■ What you should do ■
Find each line with the string "pompiers" and copy it.

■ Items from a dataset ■

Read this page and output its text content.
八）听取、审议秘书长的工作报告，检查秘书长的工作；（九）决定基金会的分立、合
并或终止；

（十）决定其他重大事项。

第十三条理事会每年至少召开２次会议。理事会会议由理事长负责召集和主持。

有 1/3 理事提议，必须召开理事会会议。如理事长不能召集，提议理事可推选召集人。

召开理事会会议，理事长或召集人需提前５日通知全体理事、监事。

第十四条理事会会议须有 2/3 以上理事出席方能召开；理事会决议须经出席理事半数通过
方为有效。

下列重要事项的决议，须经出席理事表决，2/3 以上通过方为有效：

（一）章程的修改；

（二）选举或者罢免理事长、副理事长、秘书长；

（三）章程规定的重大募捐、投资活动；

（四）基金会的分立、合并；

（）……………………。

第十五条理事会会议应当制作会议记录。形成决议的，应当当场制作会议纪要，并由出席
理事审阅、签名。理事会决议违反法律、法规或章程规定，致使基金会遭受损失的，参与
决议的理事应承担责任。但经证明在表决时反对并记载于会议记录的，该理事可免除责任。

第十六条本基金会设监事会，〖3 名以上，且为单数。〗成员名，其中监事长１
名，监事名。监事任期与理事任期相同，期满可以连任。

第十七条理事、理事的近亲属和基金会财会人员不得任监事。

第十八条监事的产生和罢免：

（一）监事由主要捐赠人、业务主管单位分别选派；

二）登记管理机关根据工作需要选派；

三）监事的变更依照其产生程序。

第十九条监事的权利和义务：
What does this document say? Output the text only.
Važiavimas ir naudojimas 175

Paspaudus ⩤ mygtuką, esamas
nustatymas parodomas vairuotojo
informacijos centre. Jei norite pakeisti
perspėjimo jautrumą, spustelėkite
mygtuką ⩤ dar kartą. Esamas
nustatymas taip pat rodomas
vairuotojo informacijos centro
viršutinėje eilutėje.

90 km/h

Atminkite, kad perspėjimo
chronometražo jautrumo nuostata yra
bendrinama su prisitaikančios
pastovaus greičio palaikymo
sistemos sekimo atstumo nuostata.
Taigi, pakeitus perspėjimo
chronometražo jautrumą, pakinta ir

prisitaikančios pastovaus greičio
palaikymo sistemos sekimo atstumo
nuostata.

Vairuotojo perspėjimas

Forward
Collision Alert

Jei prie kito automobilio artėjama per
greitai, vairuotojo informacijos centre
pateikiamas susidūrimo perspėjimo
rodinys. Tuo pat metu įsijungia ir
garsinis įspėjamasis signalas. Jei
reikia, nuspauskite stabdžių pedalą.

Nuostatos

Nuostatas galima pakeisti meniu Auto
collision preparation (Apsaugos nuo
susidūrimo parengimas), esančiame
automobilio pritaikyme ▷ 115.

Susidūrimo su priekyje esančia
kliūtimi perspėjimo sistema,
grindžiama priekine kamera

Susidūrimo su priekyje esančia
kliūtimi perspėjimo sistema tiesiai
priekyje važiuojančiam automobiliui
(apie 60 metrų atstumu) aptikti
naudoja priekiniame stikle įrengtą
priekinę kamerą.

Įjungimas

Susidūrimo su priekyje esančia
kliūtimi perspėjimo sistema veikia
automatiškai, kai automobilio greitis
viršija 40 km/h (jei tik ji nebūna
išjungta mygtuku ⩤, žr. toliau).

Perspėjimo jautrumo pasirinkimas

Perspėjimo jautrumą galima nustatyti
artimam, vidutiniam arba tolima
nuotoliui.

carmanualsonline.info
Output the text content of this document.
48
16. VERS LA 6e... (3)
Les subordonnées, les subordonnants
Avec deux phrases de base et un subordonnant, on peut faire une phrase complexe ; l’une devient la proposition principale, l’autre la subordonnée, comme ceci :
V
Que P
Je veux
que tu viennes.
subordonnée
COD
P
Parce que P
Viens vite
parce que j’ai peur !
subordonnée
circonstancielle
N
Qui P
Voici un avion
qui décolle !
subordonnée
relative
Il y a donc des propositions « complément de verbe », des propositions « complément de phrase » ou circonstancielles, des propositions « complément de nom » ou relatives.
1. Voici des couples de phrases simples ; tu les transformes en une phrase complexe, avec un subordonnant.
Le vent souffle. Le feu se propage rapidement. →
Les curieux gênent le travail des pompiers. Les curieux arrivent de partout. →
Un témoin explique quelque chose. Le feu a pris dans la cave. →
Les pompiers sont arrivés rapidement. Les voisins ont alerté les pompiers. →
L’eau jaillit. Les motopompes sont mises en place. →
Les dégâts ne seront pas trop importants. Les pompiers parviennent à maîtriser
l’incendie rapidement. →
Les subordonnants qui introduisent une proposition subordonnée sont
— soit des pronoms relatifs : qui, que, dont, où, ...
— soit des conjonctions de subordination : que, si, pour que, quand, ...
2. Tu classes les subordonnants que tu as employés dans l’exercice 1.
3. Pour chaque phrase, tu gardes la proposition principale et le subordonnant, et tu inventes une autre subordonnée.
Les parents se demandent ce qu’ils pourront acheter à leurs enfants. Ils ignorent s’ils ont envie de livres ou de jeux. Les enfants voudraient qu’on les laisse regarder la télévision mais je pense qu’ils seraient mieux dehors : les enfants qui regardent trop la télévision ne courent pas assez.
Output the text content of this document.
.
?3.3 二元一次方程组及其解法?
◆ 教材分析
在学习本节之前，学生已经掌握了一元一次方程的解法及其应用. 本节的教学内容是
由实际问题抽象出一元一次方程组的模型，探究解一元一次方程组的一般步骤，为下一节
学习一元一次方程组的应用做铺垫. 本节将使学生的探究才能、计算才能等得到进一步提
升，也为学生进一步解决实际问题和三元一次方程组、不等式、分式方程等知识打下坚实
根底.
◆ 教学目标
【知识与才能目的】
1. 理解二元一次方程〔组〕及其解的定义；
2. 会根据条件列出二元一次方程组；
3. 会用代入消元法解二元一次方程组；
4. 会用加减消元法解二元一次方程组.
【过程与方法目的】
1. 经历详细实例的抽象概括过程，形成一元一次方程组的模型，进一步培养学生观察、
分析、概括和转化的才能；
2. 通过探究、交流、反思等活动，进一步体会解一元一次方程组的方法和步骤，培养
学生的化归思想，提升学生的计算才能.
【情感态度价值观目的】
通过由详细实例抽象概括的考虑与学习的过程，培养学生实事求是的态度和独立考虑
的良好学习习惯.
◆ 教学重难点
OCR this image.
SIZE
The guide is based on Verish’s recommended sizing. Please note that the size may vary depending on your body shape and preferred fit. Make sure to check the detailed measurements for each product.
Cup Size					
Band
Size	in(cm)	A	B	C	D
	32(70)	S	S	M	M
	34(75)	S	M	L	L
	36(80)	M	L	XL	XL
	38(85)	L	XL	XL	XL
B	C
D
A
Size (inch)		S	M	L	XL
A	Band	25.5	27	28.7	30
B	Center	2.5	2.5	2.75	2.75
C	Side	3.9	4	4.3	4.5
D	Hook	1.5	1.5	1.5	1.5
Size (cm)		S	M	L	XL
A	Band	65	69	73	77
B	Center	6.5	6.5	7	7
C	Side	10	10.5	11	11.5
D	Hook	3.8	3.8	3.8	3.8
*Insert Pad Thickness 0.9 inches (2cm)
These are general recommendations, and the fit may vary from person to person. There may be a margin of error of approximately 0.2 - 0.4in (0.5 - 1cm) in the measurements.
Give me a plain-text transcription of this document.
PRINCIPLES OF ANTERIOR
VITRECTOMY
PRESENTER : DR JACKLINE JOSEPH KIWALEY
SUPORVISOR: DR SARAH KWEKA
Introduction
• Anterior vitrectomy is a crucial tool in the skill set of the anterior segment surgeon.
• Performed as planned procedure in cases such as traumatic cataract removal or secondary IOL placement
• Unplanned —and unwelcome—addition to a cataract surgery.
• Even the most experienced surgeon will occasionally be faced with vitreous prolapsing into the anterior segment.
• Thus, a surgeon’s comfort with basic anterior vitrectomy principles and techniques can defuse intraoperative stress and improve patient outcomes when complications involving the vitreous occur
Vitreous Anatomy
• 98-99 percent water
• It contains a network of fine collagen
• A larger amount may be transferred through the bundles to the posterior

■ In response ■
Les curieux gênent le travail des pompiers. Les curieux arrivent de partout. →
Les pompiers sont arrivés rapidement. Les voisins ont alerté les pompiers. →
Les dégâts ne seront pas trop importants. Les pompiers parviennent à maîtriser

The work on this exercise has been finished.